Produce an exact copy of all the records.
## START Data excerpts
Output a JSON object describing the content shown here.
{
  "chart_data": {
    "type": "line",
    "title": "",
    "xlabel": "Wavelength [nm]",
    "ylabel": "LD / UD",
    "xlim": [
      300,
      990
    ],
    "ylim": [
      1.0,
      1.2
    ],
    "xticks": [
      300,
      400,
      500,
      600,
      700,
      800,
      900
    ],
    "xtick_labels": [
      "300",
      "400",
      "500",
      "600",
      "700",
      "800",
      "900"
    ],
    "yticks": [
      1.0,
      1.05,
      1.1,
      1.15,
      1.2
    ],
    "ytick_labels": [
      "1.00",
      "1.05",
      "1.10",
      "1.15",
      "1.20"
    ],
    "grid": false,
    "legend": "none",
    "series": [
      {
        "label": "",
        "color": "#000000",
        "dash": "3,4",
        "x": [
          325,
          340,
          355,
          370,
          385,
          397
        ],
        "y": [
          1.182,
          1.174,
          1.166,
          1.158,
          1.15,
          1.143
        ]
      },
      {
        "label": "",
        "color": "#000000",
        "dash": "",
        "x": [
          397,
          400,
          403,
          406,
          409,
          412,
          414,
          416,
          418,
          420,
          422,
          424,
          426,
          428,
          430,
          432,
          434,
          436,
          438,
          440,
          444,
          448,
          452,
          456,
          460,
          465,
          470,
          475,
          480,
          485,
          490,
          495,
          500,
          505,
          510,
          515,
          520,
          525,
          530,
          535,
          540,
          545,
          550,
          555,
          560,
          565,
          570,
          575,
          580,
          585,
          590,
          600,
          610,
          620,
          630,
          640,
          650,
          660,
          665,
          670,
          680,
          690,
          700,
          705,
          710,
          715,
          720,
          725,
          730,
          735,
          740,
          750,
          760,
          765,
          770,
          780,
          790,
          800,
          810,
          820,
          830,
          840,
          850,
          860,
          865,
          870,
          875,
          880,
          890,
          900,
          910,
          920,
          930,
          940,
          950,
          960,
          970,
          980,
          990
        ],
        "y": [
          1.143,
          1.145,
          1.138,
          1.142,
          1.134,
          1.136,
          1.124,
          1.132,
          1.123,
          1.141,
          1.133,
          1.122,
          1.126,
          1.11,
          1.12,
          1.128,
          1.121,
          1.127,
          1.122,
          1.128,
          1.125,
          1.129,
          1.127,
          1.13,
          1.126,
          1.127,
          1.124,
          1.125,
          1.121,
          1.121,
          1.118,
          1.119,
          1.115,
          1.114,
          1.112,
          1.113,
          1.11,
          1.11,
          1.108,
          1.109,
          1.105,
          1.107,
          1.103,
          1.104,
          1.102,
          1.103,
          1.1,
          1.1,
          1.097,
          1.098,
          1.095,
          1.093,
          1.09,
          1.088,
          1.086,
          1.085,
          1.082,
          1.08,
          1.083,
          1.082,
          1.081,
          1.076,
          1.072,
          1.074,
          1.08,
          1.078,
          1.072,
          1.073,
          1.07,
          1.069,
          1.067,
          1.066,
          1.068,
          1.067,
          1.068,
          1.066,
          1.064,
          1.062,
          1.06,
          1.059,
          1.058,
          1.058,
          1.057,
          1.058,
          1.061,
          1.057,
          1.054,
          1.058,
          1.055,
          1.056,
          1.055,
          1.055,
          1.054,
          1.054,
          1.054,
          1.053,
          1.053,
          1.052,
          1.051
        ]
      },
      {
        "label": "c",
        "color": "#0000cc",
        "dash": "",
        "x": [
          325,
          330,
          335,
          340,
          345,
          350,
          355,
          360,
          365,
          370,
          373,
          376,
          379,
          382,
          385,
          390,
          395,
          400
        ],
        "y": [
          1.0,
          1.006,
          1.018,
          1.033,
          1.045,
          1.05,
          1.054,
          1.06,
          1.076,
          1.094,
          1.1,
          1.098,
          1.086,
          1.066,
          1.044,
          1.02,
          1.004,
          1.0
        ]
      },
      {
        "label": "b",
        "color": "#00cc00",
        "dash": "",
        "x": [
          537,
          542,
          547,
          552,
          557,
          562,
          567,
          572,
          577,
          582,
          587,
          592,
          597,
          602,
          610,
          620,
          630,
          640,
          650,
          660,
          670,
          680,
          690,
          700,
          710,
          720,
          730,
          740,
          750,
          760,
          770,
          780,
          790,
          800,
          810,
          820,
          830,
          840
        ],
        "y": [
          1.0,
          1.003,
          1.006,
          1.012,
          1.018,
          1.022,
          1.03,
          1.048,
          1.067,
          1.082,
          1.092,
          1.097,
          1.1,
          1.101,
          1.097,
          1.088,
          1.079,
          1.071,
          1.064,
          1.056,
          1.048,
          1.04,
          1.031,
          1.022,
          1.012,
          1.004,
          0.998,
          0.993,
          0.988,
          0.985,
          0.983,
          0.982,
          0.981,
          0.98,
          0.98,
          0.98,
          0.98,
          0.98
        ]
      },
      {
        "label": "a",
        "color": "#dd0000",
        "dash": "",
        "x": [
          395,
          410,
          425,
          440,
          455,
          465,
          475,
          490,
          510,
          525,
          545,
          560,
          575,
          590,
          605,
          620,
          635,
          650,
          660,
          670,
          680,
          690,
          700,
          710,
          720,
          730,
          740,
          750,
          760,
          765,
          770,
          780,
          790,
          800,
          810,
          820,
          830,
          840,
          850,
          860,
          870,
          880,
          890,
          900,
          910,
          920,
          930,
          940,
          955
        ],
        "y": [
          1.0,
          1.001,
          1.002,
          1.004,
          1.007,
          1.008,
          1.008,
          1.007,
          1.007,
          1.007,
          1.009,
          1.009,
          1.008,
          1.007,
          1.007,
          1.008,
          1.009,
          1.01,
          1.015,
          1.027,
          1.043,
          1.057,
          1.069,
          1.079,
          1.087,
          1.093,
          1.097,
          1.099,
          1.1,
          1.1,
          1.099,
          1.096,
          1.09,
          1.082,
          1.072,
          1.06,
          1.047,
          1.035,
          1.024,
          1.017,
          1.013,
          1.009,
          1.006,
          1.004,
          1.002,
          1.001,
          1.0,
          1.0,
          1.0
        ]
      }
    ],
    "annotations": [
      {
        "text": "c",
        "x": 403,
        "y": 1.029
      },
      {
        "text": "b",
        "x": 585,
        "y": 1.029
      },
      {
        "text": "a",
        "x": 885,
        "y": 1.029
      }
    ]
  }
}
## END Data excerpts
Finished answer:
Output a JSON object describing the content shown here.
{
  "chart_data": {
    "type": "line",
    "title": "",
    "xlabel": "Wavelength [nm]",
    "ylabel": "LD / UD",
    "xlim": [
      300,
      990
    ],
    "ylim": [
      1.0,
      1.2
    ],
    "xticks": [
      300,
      400,
      500,
      600,
      700,
      800,
      900
    ],
    "xtick_labels": [
      "300",
      "400",
      "500",
      "600",
      "700",
      "800",
      "900"
    ],
    "yticks": [
      1.0,
      1.05,
      1.1,
      1.15,
      1.2
    ],
    "ytick_labels": [
      "1.00",
      "1.05",
      "1.10",
      "1.15",
      "1.20"
    ],
    "grid": false,
    "legend": "none",
    "series": [
      {
        "label": "",
        "color": "#000000",
        "dash": "3,4",
        "x": [
          325,
          340,
          355,
          370,
          385,
          397
        ],
        "y": [
          1.182,
          1.174,
          1.166,
          1.158,
          1.15,
          1.143
        ]
      },
      {
        "label": "",
        "color": "#000000",
        "dash": "",
        "x": [
          397,
          400,
          403,
          406,
          409,
          412,
          414,
          416,
          418,
          420,
          422,
          424,
          426,
          428,
          430,
          432,
          434,
          436,
          438,
          440,
          444,
          448,
          452,
          456,
          460,
          465,
          470,
          475,
          480,
          485,
          490,
          495,
          500,
          505,
          510,
          515,
          520,
          525,
          530,
          535,
          540,
          545,
          550,
          555,
          560,
          565,
          570,
          575,
          580,
          585,
          590,
          600,
          610,
          620,
          630,
          640,
          650,
          660,
          665,
          670,
          680,
          690,
          700,
          705,
          710,
          715,
          720,
          725,
          730,
          735,
          740,
          750,
          760,
          765,
          770,
          780,
          790,
          800,
          810,
          820,
          830,
          840,
          850,
          860,
          865,
          870,
          875,
          880,
          890,
          900,
          910,
          920,
          930,
          940,
          950,
          960,
          970,
          980,
          990
        ],
        "y": [
          1.143,
          1.145,
          1.138,
          1.142,
          1.134,
          1.136,
          1.124,
          1.132,
          1.123,
          1.141,
          1.133,
          1.122,
          1.126,
          1.11,
          1.12,
          1.128,
          1.121,
          1.127,
          1.122,
          1.128,
          1.125,
          1.129,
          1.127,
          1.13,
          1.126,
          1.127,
          1.124,
          1.125,
          1.121,
          1.121,
          1.118,
          1.119,
          1.115,
          1.114,
          1.112,
          1.113,
          1.11,
          1.11,
          1.108,
          1.109,
          1.105,
          1.107,
          1.103,
          1.104,
          1.102,
          1.103,
          1.1,
          1.1,
          1.097,
          1.098,
          1.095,
          1.093,
          1.09,
          1.088,
          1.086,
          1.085,
          1.082,
          1.08,
          1.083,
          1.082,
          1.081,
          1.076,
          1.072,
          1.074,
          1.08,
          1.078,
          1.072,
          1.073,
          1.07,
          1.069,
          1.067,
          1.066,
          1.068,
          1.067,
          1.068,
          1.066,
          1.064,
          1.062,
          1.06,
          1.059,
          1.058,
          1.058,
          1.057,
          1.058,
          1.061,
          1.057,
          1.054,
          1.058,
          1.055,
          1.056,
          1.055,
          1.055,
          1.054,
          1.054,
          1.054,
          1.053,
          1.053,
          1.052,
          1.051
        ]
      },
      {
        "label": "c",
        "color": "#0000cc",
        "dash": "",
        "x": [
          325,
          330,
          335,
          340,
          345,
          350,
          355,
          360,
          365,
          370,
          373,
          376,
          379,
          382,
          385,
          390,
          395,
          400
        ],
        "y": [
          1.0,
          1.006,
          1.018,
          1.033,
          1.045,
          1.05,
          1.054,
          1.06,
          1.076,
          1.094,
          1.1,
          1.098,
          1.086,
          1.066,
          1.044,
          1.02,
          1.004,
          1.0
        ]
      },
      {
        "label": "b",
        "color": "#00cc00",
        "dash": "",
        "x": [
          537,
          542,
          547,
          552,
          557,
          562,
          567,
          572,
          577,
          582,
          587,
          592,
          597,
          602,
          610,
          620,
          630,
          640,
          650,
          660,
          670,
          680,
          690,
          700,
          710,
          720,
          730,
          740,
          750,
          760,
          770,
          780,
          790,
          800,
          810,
          820,
          830,
          840
        ],
        "y": [
          1.0,
          1.003,
          1.006,
          1.012,
          1.018,
          1.022,
          1.03,
          1.048,
          1.067,
          1.082,
          1.092,
          1.097,
          1.1,
          1.101,
          1.097,
          1.088,
          1.079,
          1.071,
          1.064,
          1.056,
          1.048,
          1.04,
          1.031,
          1.022,
          1.012,
          1.004,
          0.998,
          0.993,
          0.988,
          0.985,
          0.983,
          0.982,
          0.981,
          0.98,
          0.98,
          0.98,
          0.98,
          0.98
        ]
      },
      {
        "label": "a",
        "color": "#dd0000",
        "dash": "",
        "x": [
          395,
          410,
          425,
          440,
          455,
          465,
          475,
          490,
          510,
          525,
          545,
          560,
          575,
          590,
          605,
          620,
          635,
          650,
          660,
          670,
          680,
          690,
          700,
          710,
          720,
          730,
          740,
          750,
          760,
          765,
          770,
          780,
          790,
          800,
          810,
          820,
          830,
          840,
          850,
          860,
          870,
          880,
          890,
          900,
          910,
          920,
          930,
          940,
          955
        ],
        "y": [
          1.0,
          1.001,
          1.002,
          1.004,
          1.007,
          1.008,
          1.008,
          1.007,
          1.007,
          1.007,
          1.009,
          1.009,
          1.008,
          1.007,
          1.007,
          1.008,
          1.009,
          1.01,
          1.015,
          1.027,
          1.043,
          1.057,
          1.069,
          1.079,
          1.087,
          1.093,
          1.097,
          1.099,
          1.1,
          1.1,
          1.099,
          1.096,
          1.09,
          1.082,
          1.072,
          1.06,
          1.047,
          1.035,
          1.024,
          1.017,
          1.013,
          1.009,
          1.006,
          1.004,
          1.002,
          1.001,
          1.0,
          1.0,
          1.0
        ]
      }
    ],
    "annotations": [
      {
        "text": "c",
        "x": 403,
        "y": 1.029
      },
      {
        "text": "b",
        "x": 585,
        "y": 1.029
      },
      {
        "text": "a",
        "x": 885,
        "y": 1.029
      }
    ]
  }
}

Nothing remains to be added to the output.